◆ INSTRUCTION: Show every line where "right" occurs.
====== INFORMATION SHOWN ======
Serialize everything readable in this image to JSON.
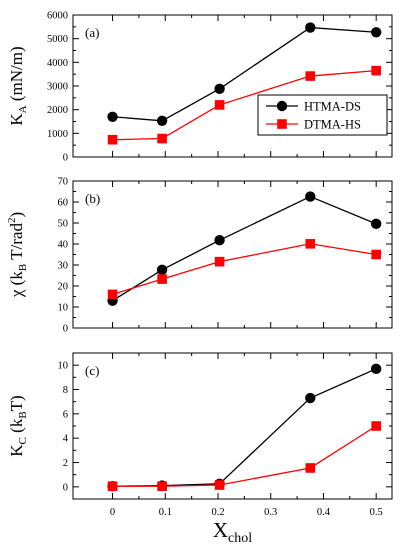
{
  "chart_data": [
    {
      "type": "line",
      "panel_label": "(a)",
      "ylabel": {
        "main": "K",
        "sub": "A",
        "rest": " (mN/m)"
      },
      "x": [
        0,
        0.094,
        0.203,
        0.375,
        0.5
      ],
      "xlim": [
        -0.075,
        0.53
      ],
      "ylim": [
        0,
        6000
      ],
      "yticks": [
        0,
        1000,
        2000,
        3000,
        4000,
        5000,
        6000
      ],
      "xticks": [
        0,
        0.1,
        0.2,
        0.3,
        0.4,
        0.5
      ],
      "series": [
        {
          "name": "HTMA-DS",
          "color": "#000000",
          "marker": "circle",
          "values": [
            1700,
            1530,
            2880,
            5470,
            5270
          ]
        },
        {
          "name": "DTMA-HS",
          "color": "#ff0000",
          "marker": "square",
          "values": [
            730,
            780,
            2200,
            3420,
            3650
          ]
        }
      ],
      "legend": "right"
    },
    {
      "type": "line",
      "panel_label": "(b)",
      "ylabel": {
        "main": "χ",
        "rest": " (k",
        "sub": "B",
        "rest2": " T/rad",
        "sup": "2",
        "rest3": ")"
      },
      "x": [
        0,
        0.094,
        0.203,
        0.375,
        0.5
      ],
      "xlim": [
        -0.075,
        0.53
      ],
      "ylim": [
        0,
        70
      ],
      "yticks": [
        0,
        10,
        20,
        30,
        40,
        50,
        60,
        70
      ],
      "xticks": [
        0,
        0.1,
        0.2,
        0.3,
        0.4,
        0.5
      ],
      "series": [
        {
          "name": "HTMA-DS",
          "color": "#000000",
          "marker": "circle",
          "values": [
            13,
            27.7,
            41.8,
            62.6,
            49.6
          ]
        },
        {
          "name": "DTMA-HS",
          "color": "#ff0000",
          "marker": "square",
          "values": [
            16,
            23.3,
            31.6,
            40.1,
            35
          ]
        }
      ]
    },
    {
      "type": "line",
      "panel_label": "(c)",
      "ylabel": {
        "main": "K",
        "sub": "C",
        "rest": " (k",
        "sub2": "B",
        "rest2": "T)"
      },
      "x": [
        0,
        0.094,
        0.203,
        0.375,
        0.5
      ],
      "xlim": [
        -0.075,
        0.53
      ],
      "ylim": [
        -1,
        11
      ],
      "yticks": [
        0,
        2,
        4,
        6,
        8,
        10
      ],
      "xticks": [
        0,
        0.1,
        0.2,
        0.3,
        0.4,
        0.5
      ],
      "xlabel": {
        "main": "X",
        "sub": "chol"
      },
      "series": [
        {
          "name": "HTMA-DS",
          "color": "#000000",
          "marker": "circle",
          "values": [
            0.05,
            0.1,
            0.25,
            7.3,
            9.7
          ]
        },
        {
          "name": "DTMA-HS",
          "color": "#ff0000",
          "marker": "square",
          "values": [
            0.05,
            0.05,
            0.15,
            1.55,
            5.0
          ]
        }
      ]
    }
  ]
}
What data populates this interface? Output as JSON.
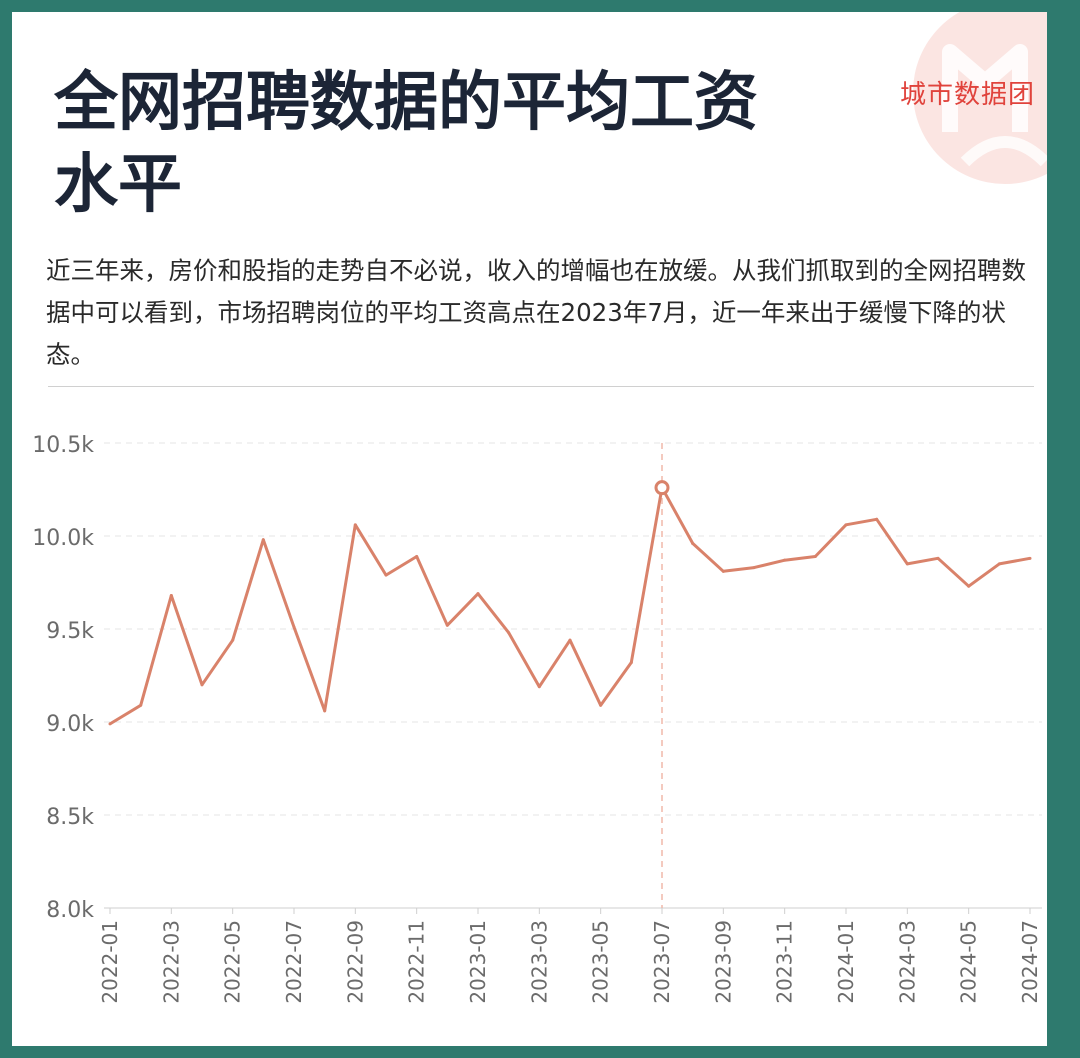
{
  "header": {
    "title_line1": "全网招聘数据的平均工资",
    "title_line2": "水平",
    "brand": "城市数据团"
  },
  "description": "近三年来，房价和股指的走势自不必说，收入的增幅也在放缓。从我们抓取到的全网招聘数据中可以看到，市场招聘岗位的平均工资高点在2023年7月，近一年来出于缓慢下降的状态。",
  "colors": {
    "line": "#d9826a",
    "frame": "#2e7a6e",
    "title": "#1c2536",
    "brand": "#e0433c"
  },
  "chart_data": {
    "type": "line",
    "title": "",
    "xlabel": "",
    "ylabel": "",
    "ylim": [
      8000,
      10500
    ],
    "yticks": [
      8000,
      8500,
      9000,
      9500,
      10000,
      10500
    ],
    "ytick_labels": [
      "8.0k",
      "8.5k",
      "9.0k",
      "9.5k",
      "10.0k",
      "10.5k"
    ],
    "x": [
      "2022-01",
      "2022-02",
      "2022-03",
      "2022-04",
      "2022-05",
      "2022-06",
      "2022-07",
      "2022-08",
      "2022-09",
      "2022-10",
      "2022-11",
      "2022-12",
      "2023-01",
      "2023-02",
      "2023-03",
      "2023-04",
      "2023-05",
      "2023-06",
      "2023-07",
      "2023-08",
      "2023-09",
      "2023-10",
      "2023-11",
      "2023-12",
      "2024-01",
      "2024-02",
      "2024-03",
      "2024-04",
      "2024-05",
      "2024-06",
      "2024-07"
    ],
    "xtick_labels": [
      "2022-01",
      "2022-03",
      "2022-05",
      "2022-07",
      "2022-09",
      "2022-11",
      "2023-01",
      "2023-03",
      "2023-05",
      "2023-07",
      "2023-09",
      "2023-11",
      "2024-01",
      "2024-03",
      "2024-05",
      "2024-07"
    ],
    "series": [
      {
        "values": [
          8990,
          9090,
          9680,
          9200,
          9440,
          9980,
          9510,
          9060,
          10060,
          9790,
          9890,
          9520,
          9690,
          9480,
          9190,
          9440,
          9090,
          9320,
          10260,
          9960,
          9810,
          9830,
          9870,
          9890,
          10060,
          10090,
          9850,
          9880,
          9730,
          9850,
          9880
        ]
      }
    ],
    "highlight": {
      "x": "2023-07",
      "value": 10260
    },
    "grid": true,
    "legend": "none"
  }
}
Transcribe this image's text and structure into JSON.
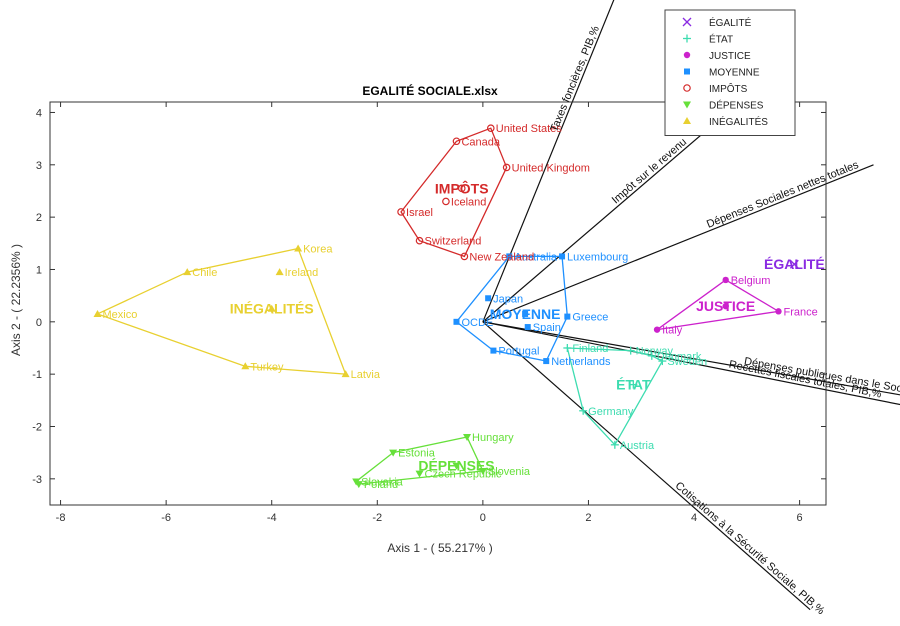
{
  "chart_data": {
    "type": "scatter",
    "title": "EGALITÉ SOCIALE.xlsx",
    "xlabel": "Axis 1 - ( 55.217% )",
    "ylabel": "Axis 2 - ( 22.2356% )",
    "xlim": [
      -8.2,
      6.5
    ],
    "ylim": [
      -3.5,
      4.2
    ],
    "xticks": [
      -8,
      -6,
      -4,
      -2,
      0,
      2,
      4,
      6
    ],
    "yticks": [
      -3,
      -2,
      -1,
      0,
      1,
      2,
      3,
      4
    ],
    "grid": false,
    "legend_position": "top-right",
    "groups": [
      {
        "name": "ÉGALITÉ",
        "color": "#8a2be2",
        "marker": "x",
        "centroid": {
          "label": "ÉGALITÉ",
          "x": 5.9,
          "y": 1.1
        },
        "points": []
      },
      {
        "name": "ÉTAT",
        "color": "#3ddcb0",
        "marker": "+",
        "centroid": {
          "label": "ÉTAT",
          "x": 2.85,
          "y": -1.2
        },
        "points": [
          {
            "label": "Austria",
            "x": 2.5,
            "y": -2.35
          },
          {
            "label": "Germany",
            "x": 1.9,
            "y": -1.7
          },
          {
            "label": "Sweden",
            "x": 3.4,
            "y": -0.75
          },
          {
            "label": "Norway",
            "x": 2.8,
            "y": -0.55
          },
          {
            "label": "Denmark",
            "x": 3.2,
            "y": -0.65
          },
          {
            "label": "Finland",
            "x": 1.6,
            "y": -0.5
          }
        ]
      },
      {
        "name": "JUSTICE",
        "color": "#cc22cc",
        "marker": "*",
        "centroid": {
          "label": "JUSTICE",
          "x": 4.6,
          "y": 0.3
        },
        "points": [
          {
            "label": "Belgium",
            "x": 4.6,
            "y": 0.8
          },
          {
            "label": "France",
            "x": 5.6,
            "y": 0.2
          },
          {
            "label": "Italy",
            "x": 3.3,
            "y": -0.15
          }
        ]
      },
      {
        "name": "MOYENNE",
        "color": "#1e90ff",
        "marker": "s",
        "centroid": {
          "label": "MOYENNE",
          "x": 0.8,
          "y": 0.15
        },
        "points": [
          {
            "label": "Luxembourg",
            "x": 1.5,
            "y": 1.25
          },
          {
            "label": "Australia",
            "x": 0.5,
            "y": 1.25
          },
          {
            "label": "Japan",
            "x": 0.1,
            "y": 0.45
          },
          {
            "label": "OCDE",
            "x": -0.5,
            "y": 0.0
          },
          {
            "label": "Greece",
            "x": 1.6,
            "y": 0.1
          },
          {
            "label": "Spain",
            "x": 0.85,
            "y": -0.1
          },
          {
            "label": "Portugal",
            "x": 0.2,
            "y": -0.55
          },
          {
            "label": "Netherlands",
            "x": 1.2,
            "y": -0.75
          }
        ]
      },
      {
        "name": "IMPÔTS",
        "color": "#d42a2a",
        "marker": "o",
        "centroid": {
          "label": "IMPÔTS",
          "x": -0.4,
          "y": 2.55
        },
        "points": [
          {
            "label": "United States",
            "x": 0.15,
            "y": 3.7
          },
          {
            "label": "Canada",
            "x": -0.5,
            "y": 3.45
          },
          {
            "label": "United Kingdom",
            "x": 0.45,
            "y": 2.95
          },
          {
            "label": "Iceland",
            "x": -0.7,
            "y": 2.3
          },
          {
            "label": "Israel",
            "x": -1.55,
            "y": 2.1
          },
          {
            "label": "Switzerland",
            "x": -1.2,
            "y": 1.55
          },
          {
            "label": "New Zealand",
            "x": -0.35,
            "y": 1.25
          }
        ]
      },
      {
        "name": "DÉPENSES",
        "color": "#66e03a",
        "marker": "v",
        "centroid": {
          "label": "DÉPENSES",
          "x": -0.5,
          "y": -2.75
        },
        "points": [
          {
            "label": "Hungary",
            "x": -0.3,
            "y": -2.2
          },
          {
            "label": "Estonia",
            "x": -1.7,
            "y": -2.5
          },
          {
            "label": "Slovakia",
            "x": -2.4,
            "y": -3.05
          },
          {
            "label": "Poland",
            "x": -2.35,
            "y": -3.1
          },
          {
            "label": "Czech Republic",
            "x": -1.2,
            "y": -2.9
          },
          {
            "label": "Slovenia",
            "x": 0.0,
            "y": -2.85
          }
        ]
      },
      {
        "name": "INÉGALITÉS",
        "color": "#e8d030",
        "marker": "^",
        "centroid": {
          "label": "INÉGALITÉS",
          "x": -4.0,
          "y": 0.25
        },
        "points": [
          {
            "label": "Korea",
            "x": -3.5,
            "y": 1.4
          },
          {
            "label": "Chile",
            "x": -5.6,
            "y": 0.95
          },
          {
            "label": "Ireland",
            "x": -3.85,
            "y": 0.95
          },
          {
            "label": "Mexico",
            "x": -7.3,
            "y": 0.15
          },
          {
            "label": "Turkey",
            "x": -4.5,
            "y": -0.85
          },
          {
            "label": "Latvia",
            "x": -2.6,
            "y": -1.0
          }
        ]
      }
    ],
    "variables": [
      {
        "label": "Taxes foncières, PIB,%",
        "x": 2.5,
        "y": 6.2
      },
      {
        "label": "Impôt sur le revenu",
        "x": 4.4,
        "y": 3.8
      },
      {
        "label": "Dépenses Sociales nettes totales",
        "x": 7.4,
        "y": 3.0
      },
      {
        "label": "Dépenses publiques dans le Social",
        "x": 8.5,
        "y": -1.5
      },
      {
        "label": "Recettes fiscales totales, PIB,%",
        "x": 8.0,
        "y": -1.6
      },
      {
        "label": "Cotisations à la Sécurité Sociale, PIB,%",
        "x": 6.2,
        "y": -5.5
      }
    ]
  }
}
======
◆ RESPONSE TO THIS TASK:
      "legend": "right"
    "legend_position": "top-right",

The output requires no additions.